◆ Problem to work on: Restate the records below word for word.

◆ The input:
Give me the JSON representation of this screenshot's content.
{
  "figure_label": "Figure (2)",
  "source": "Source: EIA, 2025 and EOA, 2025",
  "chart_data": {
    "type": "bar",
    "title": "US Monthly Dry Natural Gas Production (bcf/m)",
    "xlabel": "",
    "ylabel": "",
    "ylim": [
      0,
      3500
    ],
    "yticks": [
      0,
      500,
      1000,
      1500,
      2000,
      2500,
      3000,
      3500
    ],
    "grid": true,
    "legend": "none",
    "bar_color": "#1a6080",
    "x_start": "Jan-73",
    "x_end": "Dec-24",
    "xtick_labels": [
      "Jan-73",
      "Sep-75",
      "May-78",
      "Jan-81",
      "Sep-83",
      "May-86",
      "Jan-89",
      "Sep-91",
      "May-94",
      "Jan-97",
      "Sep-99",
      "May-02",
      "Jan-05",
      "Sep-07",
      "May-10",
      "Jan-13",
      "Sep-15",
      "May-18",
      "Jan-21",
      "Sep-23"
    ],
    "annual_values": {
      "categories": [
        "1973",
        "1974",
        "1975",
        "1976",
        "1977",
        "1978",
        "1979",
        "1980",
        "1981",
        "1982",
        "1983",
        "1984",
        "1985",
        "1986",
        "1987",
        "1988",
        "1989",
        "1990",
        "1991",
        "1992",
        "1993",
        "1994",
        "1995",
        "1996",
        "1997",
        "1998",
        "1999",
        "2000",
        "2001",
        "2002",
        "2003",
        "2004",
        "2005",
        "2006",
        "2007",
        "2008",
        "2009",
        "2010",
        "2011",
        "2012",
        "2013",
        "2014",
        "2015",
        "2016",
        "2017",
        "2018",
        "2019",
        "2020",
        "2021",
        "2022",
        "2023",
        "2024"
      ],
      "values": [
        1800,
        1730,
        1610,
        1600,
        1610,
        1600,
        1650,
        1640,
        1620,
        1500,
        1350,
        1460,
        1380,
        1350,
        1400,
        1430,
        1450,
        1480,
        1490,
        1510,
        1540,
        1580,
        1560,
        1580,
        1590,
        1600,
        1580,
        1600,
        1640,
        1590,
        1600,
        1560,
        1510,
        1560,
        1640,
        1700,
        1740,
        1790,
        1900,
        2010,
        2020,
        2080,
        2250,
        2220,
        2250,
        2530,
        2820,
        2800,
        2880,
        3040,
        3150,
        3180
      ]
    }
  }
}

◆ Complete answer:
Give me the JSON representation of this screenshot's content.
{
  "figure_label": "Figure (2)",
  "source": "Source: EIA, 2025 and EOA, 2025",
  "chart_data": {
    "type": "bar",
    "title": "US Monthly Dry Natural Gas Production (bcf/m)",
    "xlabel": "",
    "ylabel": "",
    "ylim": [
      0,
      3500
    ],
    "yticks": [
      0,
      500,
      1000,
      1500,
      2000,
      2500,
      3000,
      3500
    ],
    "grid": true,
    "legend": "none",
    "bar_color": "#1a6080",
    "x_start": "Jan-73",
    "x_end": "Dec-24",
    "xtick_labels": [
      "Jan-73",
      "Sep-75",
      "May-78",
      "Jan-81",
      "Sep-83",
      "May-86",
      "Jan-89",
      "Sep-91",
      "May-94",
      "Jan-97",
      "Sep-99",
      "May-02",
      "Jan-05",
      "Sep-07",
      "May-10",
      "Jan-13",
      "Sep-15",
      "May-18",
      "Jan-21",
      "Sep-23"
    ],
    "annual_values": {
      "categories": [
        "1973",
        "1974",
        "1975",
        "1976",
        "1977",
        "1978",
        "1979",
        "1980",
        "1981",
        "1982",
        "1983",
        "1984",
        "1985",
        "1986",
        "1987",
        "1988",
        "1989",
        "1990",
        "1991",
        "1992",
        "1993",
        "1994",
        "1995",
        "1996",
        "1997",
        "1998",
        "1999",
        "2000",
        "2001",
        "2002",
        "2003",
        "2004",
        "2005",
        "2006",
        "2007",
        "2008",
        "2009",
        "2010",
        "2011",
        "2012",
        "2013",
        "2014",
        "2015",
        "2016",
        "2017",
        "2018",
        "2019",
        "2020",
        "2021",
        "2022",
        "2023",
        "2024"
      ],
      "values": [
        1800,
        1730,
        1610,
        1600,
        1610,
        1600,
        1650,
        1640,
        1620,
        1500,
        1350,
        1460,
        1380,
        1350,
        1400,
        1430,
        1450,
        1480,
        1490,
        1510,
        1540,
        1580,
        1560,
        1580,
        1590,
        1600,
        1580,
        1600,
        1640,
        1590,
        1600,
        1560,
        1510,
        1560,
        1640,
        1700,
        1740,
        1790,
        1900,
        2010,
        2020,
        2080,
        2250,
        2220,
        2250,
        2530,
        2820,
        2800,
        2880,
        3040,
        3150,
        3180
      ]
    }
  }
}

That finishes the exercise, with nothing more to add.